■ WRITTEN REQUEST ■
Repeat what the lines below say, word for word, and skip every image.

--- Start EXERCISE INPUTS ---

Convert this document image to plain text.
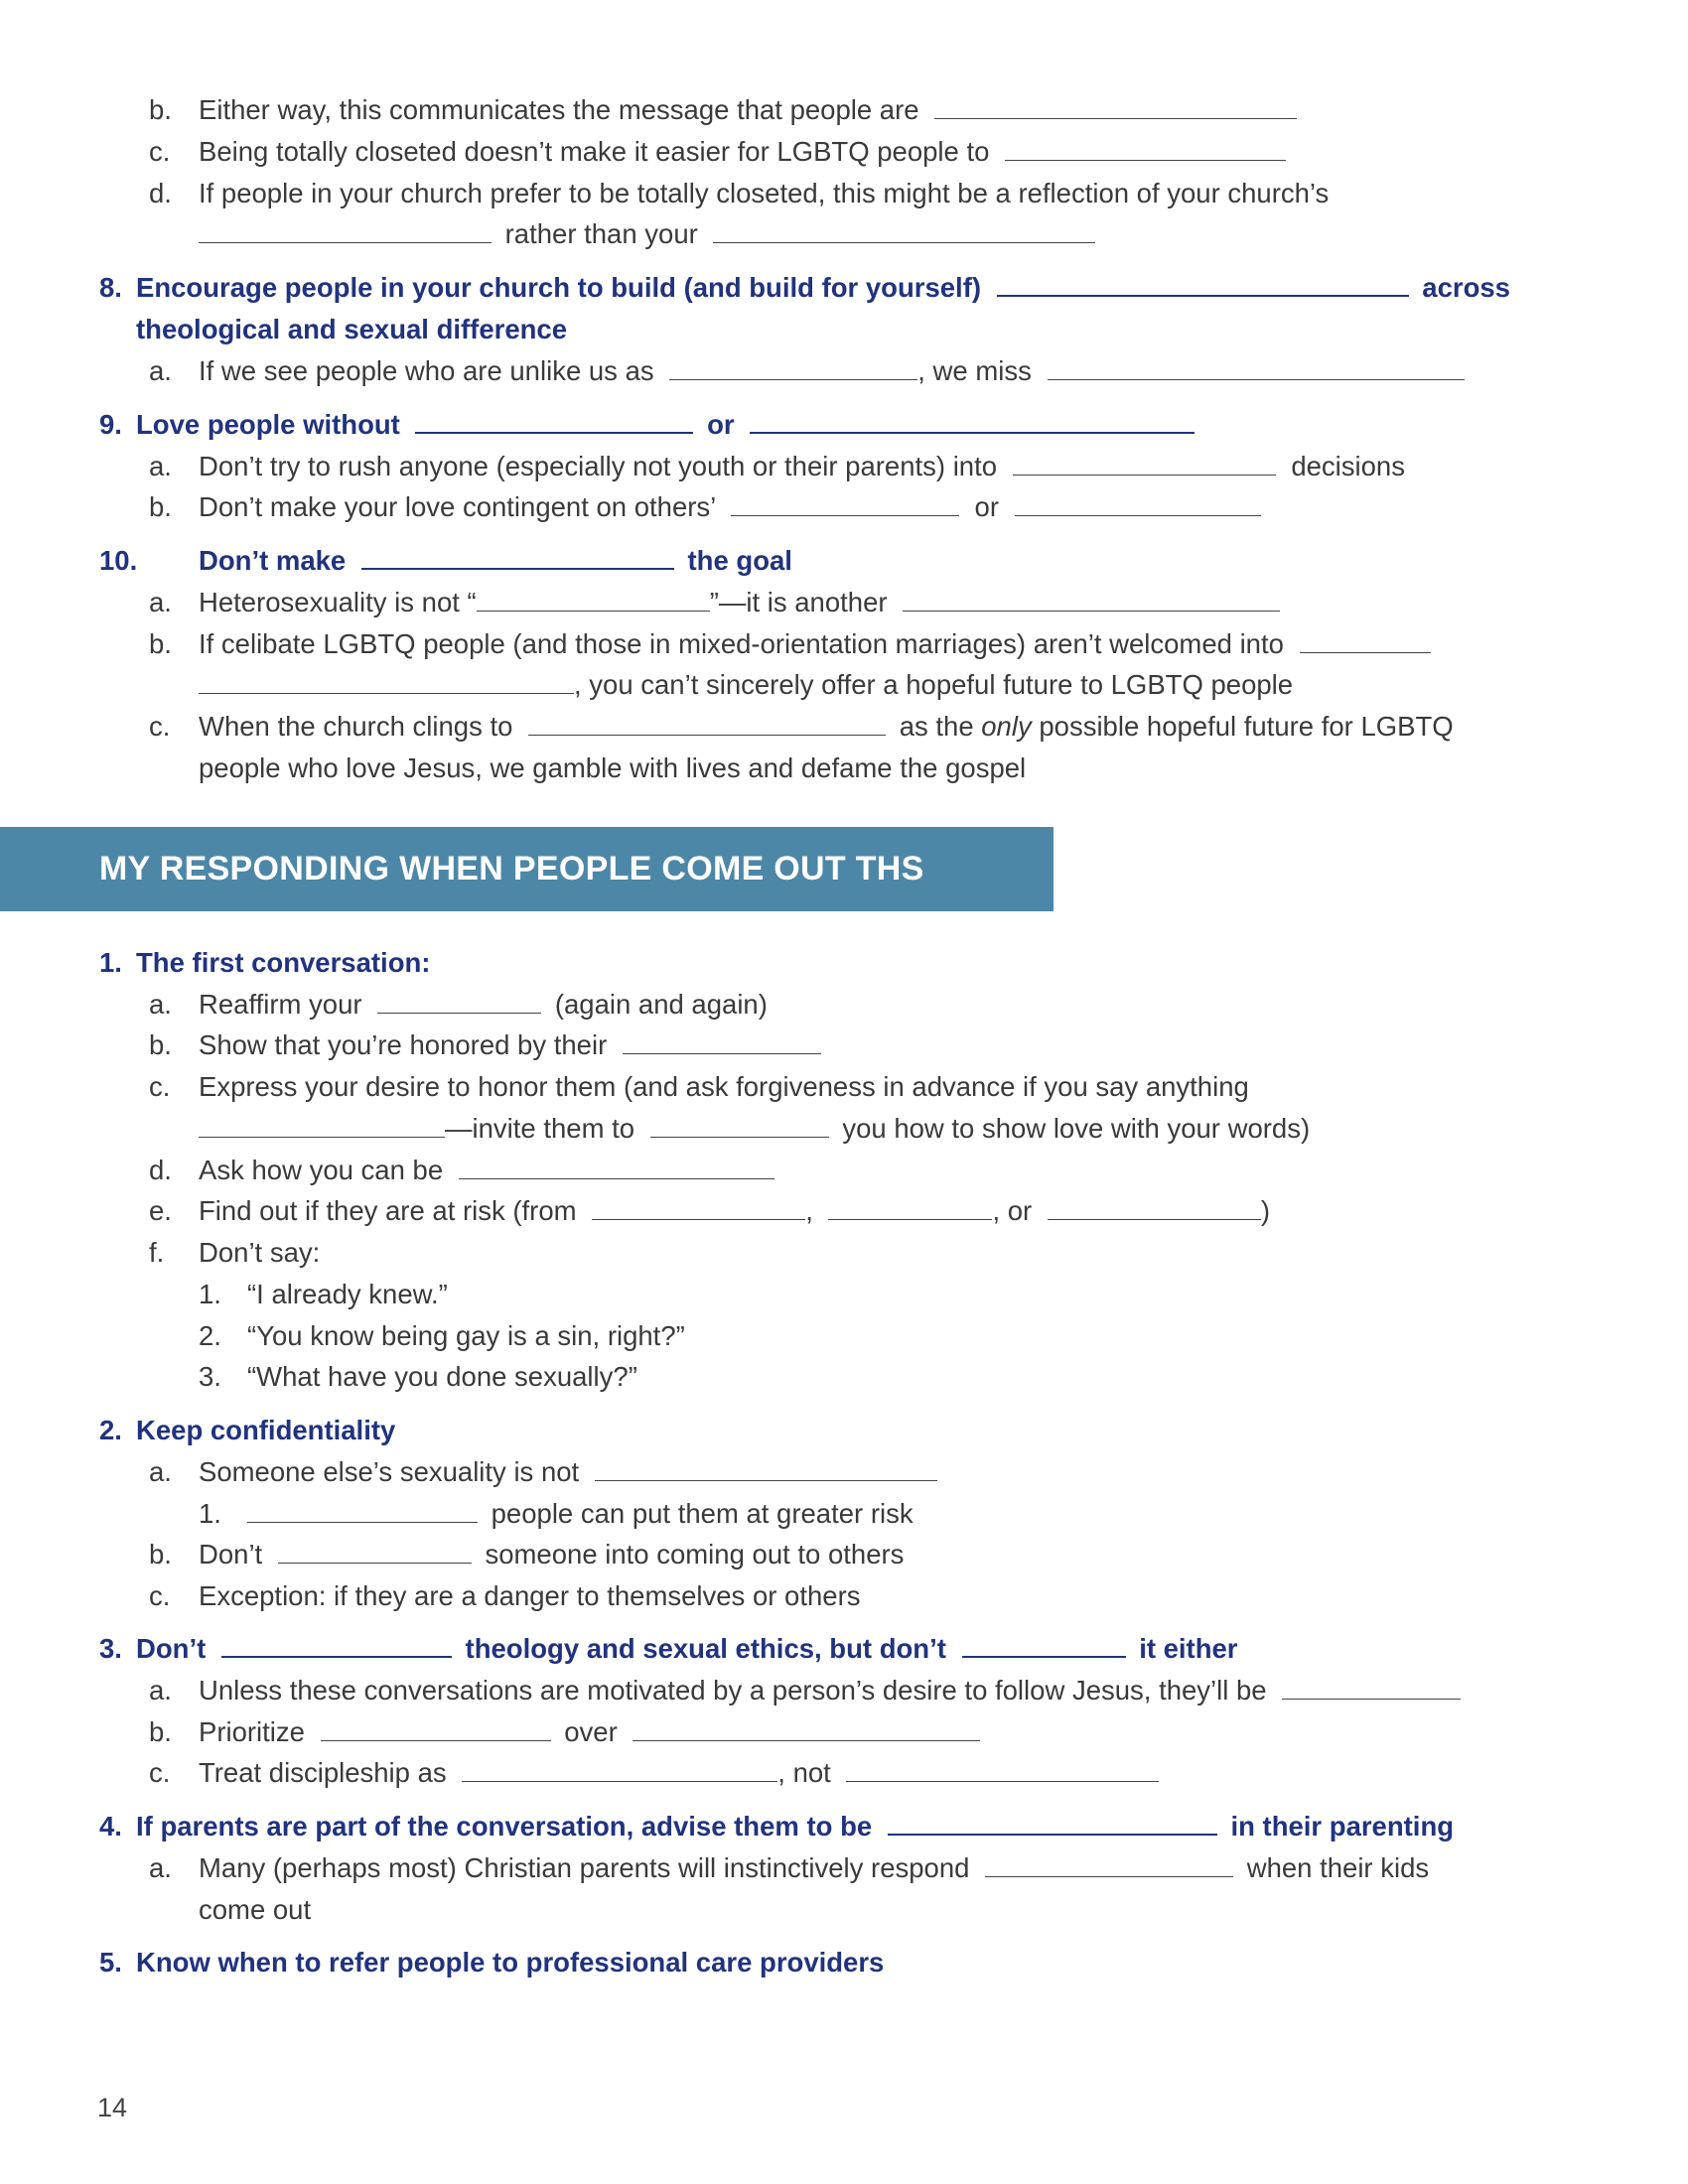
b. Either way, this communicates the message that people are
c. Being totally closeted doesn’t make it easier for LGBTQ people to
d. If people in your church prefer to be totally closeted, this might be a reflection of your church’s
rather than your
8. Encourage people in your church to build (and build for yourself)	across
theological and sexual difference
a. If we see people who are unlike us as	, we miss
9. Love people without	or
a. Don’t try to rush anyone (especially not youth or their parents) into	decisions
b. Don’t make your love contingent on others’	or
10. Don’t make	the goal
a. Heterosexuality is not “	”—it is another
b. If celibate LGBTQ people (and those in mixed-orientation marriages) aren’t welcomed into
, you can’t sincerely offer a hopeful future to LGBTQ people
c. When the church clings to	as the only possible hopeful future for LGBTQ
people who love Jesus, we gamble with lives and defame the gospel
MY RESPONDING WHEN PEOPLE COME OUT THS
1. The first conversation:
a. Reaffirm your	(again and again)
b. Show that you’re honored by their
c. Express your desire to honor them (and ask forgiveness in advance if you say anything
—invite them to	you how to show love with your words)
d. Ask how you can be
e. Find out if they are at risk (from	,	, or	)
f. Don’t say:
1. “I already knew.”
2. “You know being gay is a sin, right?”
3. “What have you done sexually?”
2. Keep confidentiality
a. Someone else’s sexuality is not
1.	people can put them at greater risk
b. Don’t	someone into coming out to others
c. Exception: if they are a danger to themselves or others
3. Don’t	theology and sexual ethics, but don’t	it either
a. Unless these conversations are motivated by a person’s desire to follow Jesus, they’ll be
b. Prioritize	over
c. Treat discipleship as	, not
4. If parents are part of the conversation, advise them to be	in their parenting
a. Many (perhaps most) Christian parents will instinctively respond	when their kids
come out
5. Know when to refer people to professional care providers
14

--- End EXERCISE INPUTS ---

■ FINAL RESULT ■
Convert this document image to plain text.
b. Either way, this communicates the message that people are
c. Being totally closeted doesn’t make it easier for LGBTQ people to
d. If people in your church prefer to be totally closeted, this might be a reflection of your church’s
rather than your
8. Encourage people in your church to build (and build for yourself)	across
theological and sexual difference
a. If we see people who are unlike us as	, we miss
9. Love people without	or
a. Don’t try to rush anyone (especially not youth or their parents) into	decisions
b. Don’t make your love contingent on others’	or
10. Don’t make	the goal
a. Heterosexuality is not “	”—it is another
b. If celibate LGBTQ people (and those in mixed-orientation marriages) aren’t welcomed into
, you can’t sincerely offer a hopeful future to LGBTQ people
c. When the church clings to	as the only possible hopeful future for LGBTQ
people who love Jesus, we gamble with lives and defame the gospel
MY RESPONDING WHEN PEOPLE COME OUT THS
1. The first conversation:
a. Reaffirm your	(again and again)
b. Show that you’re honored by their
c. Express your desire to honor them (and ask forgiveness in advance if you say anything
—invite them to	you how to show love with your words)
d. Ask how you can be
e. Find out if they are at risk (from	,	, or	)
f. Don’t say:
1. “I already knew.”
2. “You know being gay is a sin, right?”
3. “What have you done sexually?”
2. Keep confidentiality
a. Someone else’s sexuality is not
1.	people can put them at greater risk
b. Don’t	someone into coming out to others
c. Exception: if they are a danger to themselves or others
3. Don’t	theology and sexual ethics, but don’t	it either
a. Unless these conversations are motivated by a person’s desire to follow Jesus, they’ll be
b. Prioritize	over
c. Treat discipleship as	, not
4. If parents are part of the conversation, advise them to be	in their parenting
a. Many (perhaps most) Christian parents will instinctively respond	when their kids
come out
5. Know when to refer people to professional care providers
14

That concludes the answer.